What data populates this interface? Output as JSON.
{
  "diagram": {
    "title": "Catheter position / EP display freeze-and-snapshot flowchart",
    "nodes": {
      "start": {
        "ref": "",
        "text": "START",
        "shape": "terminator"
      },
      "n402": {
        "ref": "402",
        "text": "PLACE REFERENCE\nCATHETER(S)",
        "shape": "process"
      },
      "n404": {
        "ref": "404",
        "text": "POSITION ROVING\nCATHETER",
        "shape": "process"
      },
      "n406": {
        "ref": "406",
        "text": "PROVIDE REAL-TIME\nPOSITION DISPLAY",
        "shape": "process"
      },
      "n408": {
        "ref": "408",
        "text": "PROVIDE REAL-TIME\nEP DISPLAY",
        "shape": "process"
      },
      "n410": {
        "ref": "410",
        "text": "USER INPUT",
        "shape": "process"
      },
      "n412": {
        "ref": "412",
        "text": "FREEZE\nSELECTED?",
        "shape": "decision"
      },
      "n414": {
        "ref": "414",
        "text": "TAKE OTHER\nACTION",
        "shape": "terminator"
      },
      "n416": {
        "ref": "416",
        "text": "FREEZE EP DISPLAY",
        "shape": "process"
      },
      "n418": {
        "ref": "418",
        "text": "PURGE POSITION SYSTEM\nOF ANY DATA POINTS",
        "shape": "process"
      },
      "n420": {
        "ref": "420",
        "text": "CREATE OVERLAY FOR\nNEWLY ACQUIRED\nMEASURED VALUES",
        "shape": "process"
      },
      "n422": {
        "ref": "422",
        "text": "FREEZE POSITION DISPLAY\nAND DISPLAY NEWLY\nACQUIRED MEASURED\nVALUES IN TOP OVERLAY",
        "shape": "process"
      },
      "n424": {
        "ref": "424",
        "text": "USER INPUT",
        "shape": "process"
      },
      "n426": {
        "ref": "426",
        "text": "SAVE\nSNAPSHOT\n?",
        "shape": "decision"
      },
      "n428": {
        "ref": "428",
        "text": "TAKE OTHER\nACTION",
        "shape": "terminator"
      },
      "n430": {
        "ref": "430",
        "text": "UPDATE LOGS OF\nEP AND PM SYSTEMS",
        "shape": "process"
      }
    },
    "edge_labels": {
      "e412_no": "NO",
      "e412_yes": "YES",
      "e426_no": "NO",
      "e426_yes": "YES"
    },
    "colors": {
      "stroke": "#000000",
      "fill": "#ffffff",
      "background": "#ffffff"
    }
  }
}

| Directive |
Transcribe all entries exactly as they are given.

| Solved exercise |
What data populates this interface? Output as JSON.
{
  "diagram": {
    "title": "Catheter position / EP display freeze-and-snapshot flowchart",
    "nodes": {
      "start": {
        "ref": "",
        "text": "START",
        "shape": "terminator"
      },
      "n402": {
        "ref": "402",
        "text": "PLACE REFERENCE\nCATHETER(S)",
        "shape": "process"
      },
      "n404": {
        "ref": "404",
        "text": "POSITION ROVING\nCATHETER",
        "shape": "process"
      },
      "n406": {
        "ref": "406",
        "text": "PROVIDE REAL-TIME\nPOSITION DISPLAY",
        "shape": "process"
      },
      "n408": {
        "ref": "408",
        "text": "PROVIDE REAL-TIME\nEP DISPLAY",
        "shape": "process"
      },
      "n410": {
        "ref": "410",
        "text": "USER INPUT",
        "shape": "process"
      },
      "n412": {
        "ref": "412",
        "text": "FREEZE\nSELECTED?",
        "shape": "decision"
      },
      "n414": {
        "ref": "414",
        "text": "TAKE OTHER\nACTION",
        "shape": "terminator"
      },
      "n416": {
        "ref": "416",
        "text": "FREEZE EP DISPLAY",
        "shape": "process"
      },
      "n418": {
        "ref": "418",
        "text": "PURGE POSITION SYSTEM\nOF ANY DATA POINTS",
        "shape": "process"
      },
      "n420": {
        "ref": "420",
        "text": "CREATE OVERLAY FOR\nNEWLY ACQUIRED\nMEASURED VALUES",
        "shape": "process"
      },
      "n422": {
        "ref": "422",
        "text": "FREEZE POSITION DISPLAY\nAND DISPLAY NEWLY\nACQUIRED MEASURED\nVALUES IN TOP OVERLAY",
        "shape": "process"
      },
      "n424": {
        "ref": "424",
        "text": "USER INPUT",
        "shape": "process"
      },
      "n426": {
        "ref": "426",
        "text": "SAVE\nSNAPSHOT\n?",
        "shape": "decision"
      },
      "n428": {
        "ref": "428",
        "text": "TAKE OTHER\nACTION",
        "shape": "terminator"
      },
      "n430": {
        "ref": "430",
        "text": "UPDATE LOGS OF\nEP AND PM SYSTEMS",
        "shape": "process"
      }
    },
    "edge_labels": {
      "e412_no": "NO",
      "e412_yes": "YES",
      "e426_no": "NO",
      "e426_yes": "YES"
    },
    "colors": {
      "stroke": "#000000",
      "fill": "#ffffff",
      "background": "#ffffff"
    }
  }
}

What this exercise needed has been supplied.